Stored data entries:
=-=-=-=-=

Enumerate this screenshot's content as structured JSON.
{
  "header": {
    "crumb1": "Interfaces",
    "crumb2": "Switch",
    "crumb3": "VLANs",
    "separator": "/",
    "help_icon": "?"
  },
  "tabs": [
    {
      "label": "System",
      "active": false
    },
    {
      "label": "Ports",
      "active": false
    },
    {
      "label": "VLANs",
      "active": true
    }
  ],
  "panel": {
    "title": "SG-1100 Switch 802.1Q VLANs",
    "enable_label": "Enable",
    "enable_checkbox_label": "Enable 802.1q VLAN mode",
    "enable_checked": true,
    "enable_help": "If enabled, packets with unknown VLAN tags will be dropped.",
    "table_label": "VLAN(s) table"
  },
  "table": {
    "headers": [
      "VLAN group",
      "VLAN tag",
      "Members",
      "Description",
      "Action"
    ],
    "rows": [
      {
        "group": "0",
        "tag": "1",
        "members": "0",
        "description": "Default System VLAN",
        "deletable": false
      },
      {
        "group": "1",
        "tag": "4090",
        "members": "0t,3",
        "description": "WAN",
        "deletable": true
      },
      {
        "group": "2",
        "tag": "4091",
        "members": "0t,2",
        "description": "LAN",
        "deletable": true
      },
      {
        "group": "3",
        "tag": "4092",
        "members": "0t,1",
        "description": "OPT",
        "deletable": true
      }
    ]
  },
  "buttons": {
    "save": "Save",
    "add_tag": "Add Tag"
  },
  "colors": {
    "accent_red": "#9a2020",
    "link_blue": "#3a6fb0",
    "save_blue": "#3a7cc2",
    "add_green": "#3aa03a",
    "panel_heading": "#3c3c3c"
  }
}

=-=-=-=-=

> **Set task**: Reproduce the data shown above exactly.

> **Response**:
Enumerate this screenshot's content as structured JSON.
{
  "header": {
    "crumb1": "Interfaces",
    "crumb2": "Switch",
    "crumb3": "VLANs",
    "separator": "/",
    "help_icon": "?"
  },
  "tabs": [
    {
      "label": "System",
      "active": false
    },
    {
      "label": "Ports",
      "active": false
    },
    {
      "label": "VLANs",
      "active": true
    }
  ],
  "panel": {
    "title": "SG-1100 Switch 802.1Q VLANs",
    "enable_label": "Enable",
    "enable_checkbox_label": "Enable 802.1q VLAN mode",
    "enable_checked": true,
    "enable_help": "If enabled, packets with unknown VLAN tags will be dropped.",
    "table_label": "VLAN(s) table"
  },
  "table": {
    "headers": [
      "VLAN group",
      "VLAN tag",
      "Members",
      "Description",
      "Action"
    ],
    "rows": [
      {
        "group": "0",
        "tag": "1",
        "members": "0",
        "description": "Default System VLAN",
        "deletable": false
      },
      {
        "group": "1",
        "tag": "4090",
        "members": "0t,3",
        "description": "WAN",
        "deletable": true
      },
      {
        "group": "2",
        "tag": "4091",
        "members": "0t,2",
        "description": "LAN",
        "deletable": true
      },
      {
        "group": "3",
        "tag": "4092",
        "members": "0t,1",
        "description": "OPT",
        "deletable": true
      }
    ]
  },
  "buttons": {
    "save": "Save",
    "add_tag": "Add Tag"
  },
  "colors": {
    "accent_red": "#9a2020",
    "link_blue": "#3a6fb0",
    "save_blue": "#3a7cc2",
    "add_green": "#3aa03a",
    "panel_heading": "#3c3c3c"
  }
}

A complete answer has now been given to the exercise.